====== NOTÍCIA FORNECIDA ======
Manaus/AM - A Assembleia Legislativa do Amazonas (Aleam) aprovou, por unanimidade, o projeto de lei que estabelece as regras para a eleição indireta que definirá o novo governador e vice-governador do estado. A votação ocorreu em regime de urgência nesta quinta-feira (9), após a renúncia de Wilson Lima e Tadeu de Souza, oficializada no último sábado (4). Como a vacância ocorreu nos dois últimos anos do mandato, a Constituição exige que a escolha seja feita pelos próprios deputados.
Atualmente, o governo é exercido de forma interina por Roberto Cidade (União), que se afastou da presidência da Aleam para assumir o cargo. O texto aprovado hoje segue diretrizes do STF e visa garantir segurança jurídica ao processo sucessório.
Como funcionará a eleição indireta
De acordo com o novo regramento, a eleição deverá ocorrer em até 30 dias após a vacância dos cargos. Confira os principais pontos:
Votação: Será realizada em sessão extraordinária, de forma aberta e nominal (os deputados declaram o voto).
Candidaturas: Devem ser apresentadas em chapa única (governador e vice). Os candidatos precisam ter filiação partidária e cumprir os requisitos de elegibilidade da Constituição Federal.
======
- **SUAS TAREFAS**
- A) Segundo a notícia sobre a eleição indireta no Amazonas, por que o novo governador e o vice-governador serão escolhidos pelos próprios deputados? Responda em uma a três frases.
- B) Cite todas as pessoas mencionadas pelo nome na notícia sobre a eleição indireta no Amazonas.
- C) Dê continuidade à notícia sobre a eleição indireta no Amazonas, começando logo após a última frase apresentada.
A listagem não tem relação com a notícia.
====== LISTAGEM EXTRAÍDA ======
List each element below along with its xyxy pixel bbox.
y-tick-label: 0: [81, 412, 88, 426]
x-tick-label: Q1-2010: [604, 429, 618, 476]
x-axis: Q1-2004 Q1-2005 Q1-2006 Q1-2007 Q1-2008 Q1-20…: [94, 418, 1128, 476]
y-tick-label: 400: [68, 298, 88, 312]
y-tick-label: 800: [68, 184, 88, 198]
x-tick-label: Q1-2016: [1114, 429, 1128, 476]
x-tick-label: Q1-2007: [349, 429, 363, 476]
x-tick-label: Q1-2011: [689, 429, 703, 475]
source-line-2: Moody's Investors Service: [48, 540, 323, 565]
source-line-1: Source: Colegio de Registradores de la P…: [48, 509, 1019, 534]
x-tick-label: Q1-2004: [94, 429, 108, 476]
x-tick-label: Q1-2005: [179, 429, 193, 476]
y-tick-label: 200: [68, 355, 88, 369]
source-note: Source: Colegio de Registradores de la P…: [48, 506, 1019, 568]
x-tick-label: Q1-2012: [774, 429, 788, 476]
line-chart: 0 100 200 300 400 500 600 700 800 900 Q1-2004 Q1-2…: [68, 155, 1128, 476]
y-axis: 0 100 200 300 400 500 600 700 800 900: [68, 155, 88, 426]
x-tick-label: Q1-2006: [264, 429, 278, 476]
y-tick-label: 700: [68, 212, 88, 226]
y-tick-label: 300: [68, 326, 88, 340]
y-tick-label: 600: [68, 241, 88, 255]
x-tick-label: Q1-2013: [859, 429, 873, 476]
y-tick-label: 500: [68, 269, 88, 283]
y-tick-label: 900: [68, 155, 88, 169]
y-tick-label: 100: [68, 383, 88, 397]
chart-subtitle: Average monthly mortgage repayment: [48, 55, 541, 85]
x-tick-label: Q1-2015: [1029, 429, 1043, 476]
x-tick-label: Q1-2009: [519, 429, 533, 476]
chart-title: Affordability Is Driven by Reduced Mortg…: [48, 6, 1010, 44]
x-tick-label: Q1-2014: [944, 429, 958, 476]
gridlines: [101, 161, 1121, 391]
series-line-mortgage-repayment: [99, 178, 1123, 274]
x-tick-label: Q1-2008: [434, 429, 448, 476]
======
- **RESPOSTAS FORNECIDAS**
- A) Porque a vacância dos cargos ocorreu nos dois últimos anos do mandato. Nesse caso, a Constituição exige que a escolha seja feita pelos próprios deputados.

- B) Wilson Lima, Tadeu de Souza e Roberto Cidade.

- C)
Inscrições: A Mesa Diretora publicará um edital abrindo prazo mínimo de três dias para o registro das chapas. Não haverá necessidade de convenções partidárias.
O rito de escolha e mandato
A decisão poderá ocorrer em até dois turnos dentro do plenário:
1º Turno: Vence a chapa que obtiver a maioria absoluta dos votos dos parlamentares.
2º Turno: Caso nenhuma chapa alcance a maioria, as duas mais votadas disputam nova rodada. Vence quem obtiver maioria simples. Em caso de empate persistente, a definição será feita por sorteio.
Os eleitos assumirão o governo em data a ser acordada com a Mesa Diretora e exercerão o chamado "mandato tampão", cumprindo apenas o período restante que caberia aos gestores renunciantes.